WHAT TO WORK ON | Search the records for the word "مباشر" and report each line that has it.

--- begin DATA EXCERPTS ---

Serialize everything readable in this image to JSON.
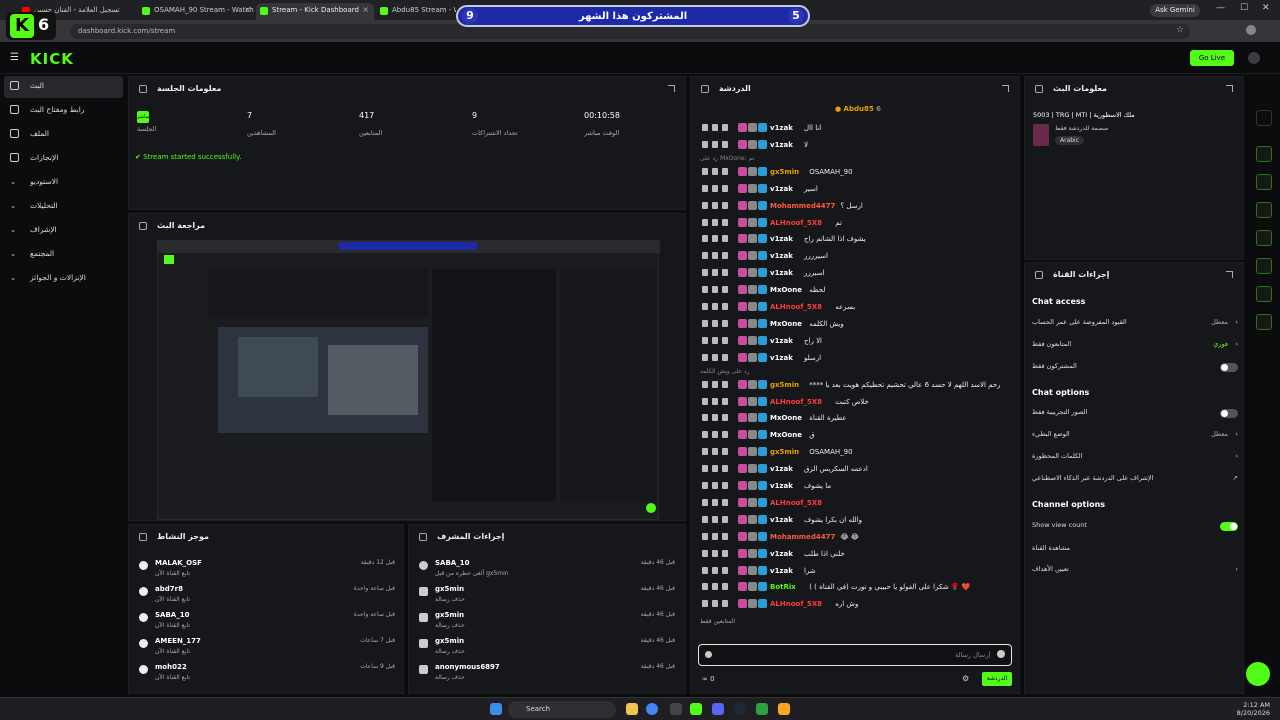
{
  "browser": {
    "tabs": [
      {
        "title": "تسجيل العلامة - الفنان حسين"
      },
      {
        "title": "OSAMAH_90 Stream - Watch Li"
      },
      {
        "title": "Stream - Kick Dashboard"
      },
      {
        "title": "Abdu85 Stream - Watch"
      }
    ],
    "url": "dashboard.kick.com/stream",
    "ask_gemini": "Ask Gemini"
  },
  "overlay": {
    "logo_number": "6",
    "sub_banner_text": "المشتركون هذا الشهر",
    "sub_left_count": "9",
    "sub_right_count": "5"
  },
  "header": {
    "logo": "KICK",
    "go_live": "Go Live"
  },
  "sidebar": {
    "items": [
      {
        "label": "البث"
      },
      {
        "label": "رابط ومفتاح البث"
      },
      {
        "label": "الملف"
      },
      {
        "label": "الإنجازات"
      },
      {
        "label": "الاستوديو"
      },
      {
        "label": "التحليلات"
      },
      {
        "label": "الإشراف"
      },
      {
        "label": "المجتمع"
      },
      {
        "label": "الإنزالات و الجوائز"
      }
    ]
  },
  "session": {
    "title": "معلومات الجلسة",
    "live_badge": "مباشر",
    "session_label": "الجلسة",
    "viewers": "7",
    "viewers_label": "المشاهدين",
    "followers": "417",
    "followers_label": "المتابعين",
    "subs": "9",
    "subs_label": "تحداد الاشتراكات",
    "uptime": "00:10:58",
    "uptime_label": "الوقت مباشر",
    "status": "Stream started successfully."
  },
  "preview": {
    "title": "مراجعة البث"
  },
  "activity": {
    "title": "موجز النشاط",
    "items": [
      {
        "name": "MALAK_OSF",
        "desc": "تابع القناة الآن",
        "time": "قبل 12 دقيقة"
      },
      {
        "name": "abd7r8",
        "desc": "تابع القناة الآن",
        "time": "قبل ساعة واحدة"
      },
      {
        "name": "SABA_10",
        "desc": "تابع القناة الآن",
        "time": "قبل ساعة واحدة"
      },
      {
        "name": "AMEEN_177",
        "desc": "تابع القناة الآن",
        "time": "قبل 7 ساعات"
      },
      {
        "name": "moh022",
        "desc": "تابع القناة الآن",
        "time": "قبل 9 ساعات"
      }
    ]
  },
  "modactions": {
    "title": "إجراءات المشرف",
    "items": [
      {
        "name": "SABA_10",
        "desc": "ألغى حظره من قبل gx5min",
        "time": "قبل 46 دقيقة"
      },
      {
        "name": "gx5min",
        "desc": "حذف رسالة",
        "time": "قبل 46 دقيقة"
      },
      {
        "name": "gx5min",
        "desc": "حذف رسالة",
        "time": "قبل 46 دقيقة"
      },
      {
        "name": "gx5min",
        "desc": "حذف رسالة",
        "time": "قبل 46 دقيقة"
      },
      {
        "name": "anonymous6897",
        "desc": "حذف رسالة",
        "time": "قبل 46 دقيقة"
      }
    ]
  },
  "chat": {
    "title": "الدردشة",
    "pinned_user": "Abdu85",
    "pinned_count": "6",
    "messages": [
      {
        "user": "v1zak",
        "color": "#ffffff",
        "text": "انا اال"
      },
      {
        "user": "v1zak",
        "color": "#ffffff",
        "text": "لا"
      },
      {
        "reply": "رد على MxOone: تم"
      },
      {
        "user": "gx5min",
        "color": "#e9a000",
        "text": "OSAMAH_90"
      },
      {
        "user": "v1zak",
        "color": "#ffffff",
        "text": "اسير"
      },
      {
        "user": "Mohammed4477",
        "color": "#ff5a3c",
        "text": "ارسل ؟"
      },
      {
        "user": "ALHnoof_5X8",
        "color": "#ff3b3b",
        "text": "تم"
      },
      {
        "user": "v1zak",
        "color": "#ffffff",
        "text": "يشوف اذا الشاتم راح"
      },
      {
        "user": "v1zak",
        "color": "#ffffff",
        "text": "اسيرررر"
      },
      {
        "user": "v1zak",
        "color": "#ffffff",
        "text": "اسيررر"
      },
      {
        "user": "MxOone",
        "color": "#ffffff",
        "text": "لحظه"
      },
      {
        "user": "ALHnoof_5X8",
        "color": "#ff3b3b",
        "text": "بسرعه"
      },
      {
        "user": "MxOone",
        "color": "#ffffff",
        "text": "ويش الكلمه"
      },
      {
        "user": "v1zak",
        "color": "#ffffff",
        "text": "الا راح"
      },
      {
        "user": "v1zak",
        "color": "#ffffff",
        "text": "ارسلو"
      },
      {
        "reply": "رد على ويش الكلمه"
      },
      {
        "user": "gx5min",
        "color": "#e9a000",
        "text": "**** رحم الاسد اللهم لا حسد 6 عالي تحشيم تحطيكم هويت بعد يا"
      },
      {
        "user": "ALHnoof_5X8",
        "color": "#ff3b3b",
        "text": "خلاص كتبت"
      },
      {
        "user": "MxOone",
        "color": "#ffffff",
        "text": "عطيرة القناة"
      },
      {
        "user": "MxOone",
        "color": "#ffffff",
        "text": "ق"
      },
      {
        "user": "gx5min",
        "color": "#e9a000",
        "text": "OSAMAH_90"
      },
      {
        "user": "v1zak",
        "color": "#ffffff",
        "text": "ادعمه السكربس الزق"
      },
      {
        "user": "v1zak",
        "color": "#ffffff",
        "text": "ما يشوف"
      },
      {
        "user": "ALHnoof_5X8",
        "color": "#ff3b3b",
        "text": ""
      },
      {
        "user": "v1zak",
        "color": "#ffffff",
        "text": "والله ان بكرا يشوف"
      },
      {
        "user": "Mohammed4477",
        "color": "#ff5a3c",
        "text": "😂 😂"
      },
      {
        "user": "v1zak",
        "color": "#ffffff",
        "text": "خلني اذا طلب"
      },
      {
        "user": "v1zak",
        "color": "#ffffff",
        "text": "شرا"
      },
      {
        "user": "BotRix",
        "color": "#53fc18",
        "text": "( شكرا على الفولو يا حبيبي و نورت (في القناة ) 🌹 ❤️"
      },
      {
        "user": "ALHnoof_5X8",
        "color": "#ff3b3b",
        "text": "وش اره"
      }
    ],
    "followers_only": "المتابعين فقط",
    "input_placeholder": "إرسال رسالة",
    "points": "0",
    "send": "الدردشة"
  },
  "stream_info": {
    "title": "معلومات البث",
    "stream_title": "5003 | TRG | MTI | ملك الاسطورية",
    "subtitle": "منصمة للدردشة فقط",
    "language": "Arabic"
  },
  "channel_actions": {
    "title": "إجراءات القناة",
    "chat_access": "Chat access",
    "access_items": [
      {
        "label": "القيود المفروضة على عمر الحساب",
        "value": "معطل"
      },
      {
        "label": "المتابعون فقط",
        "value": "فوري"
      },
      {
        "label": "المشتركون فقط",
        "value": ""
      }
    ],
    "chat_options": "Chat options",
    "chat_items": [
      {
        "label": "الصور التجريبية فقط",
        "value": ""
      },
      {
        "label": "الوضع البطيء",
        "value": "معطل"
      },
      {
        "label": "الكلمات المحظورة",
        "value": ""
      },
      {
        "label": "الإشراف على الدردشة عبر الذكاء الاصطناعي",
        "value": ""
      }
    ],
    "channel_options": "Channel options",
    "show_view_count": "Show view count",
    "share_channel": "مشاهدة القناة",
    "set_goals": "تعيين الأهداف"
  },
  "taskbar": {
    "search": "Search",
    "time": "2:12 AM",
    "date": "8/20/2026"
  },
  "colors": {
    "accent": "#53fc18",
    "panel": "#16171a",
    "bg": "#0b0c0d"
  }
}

--- end DATA EXCERPTS ---

TASK RESULT |
    "live_badge": "مباشر",
    "uptime_label": "الوقت مباشر",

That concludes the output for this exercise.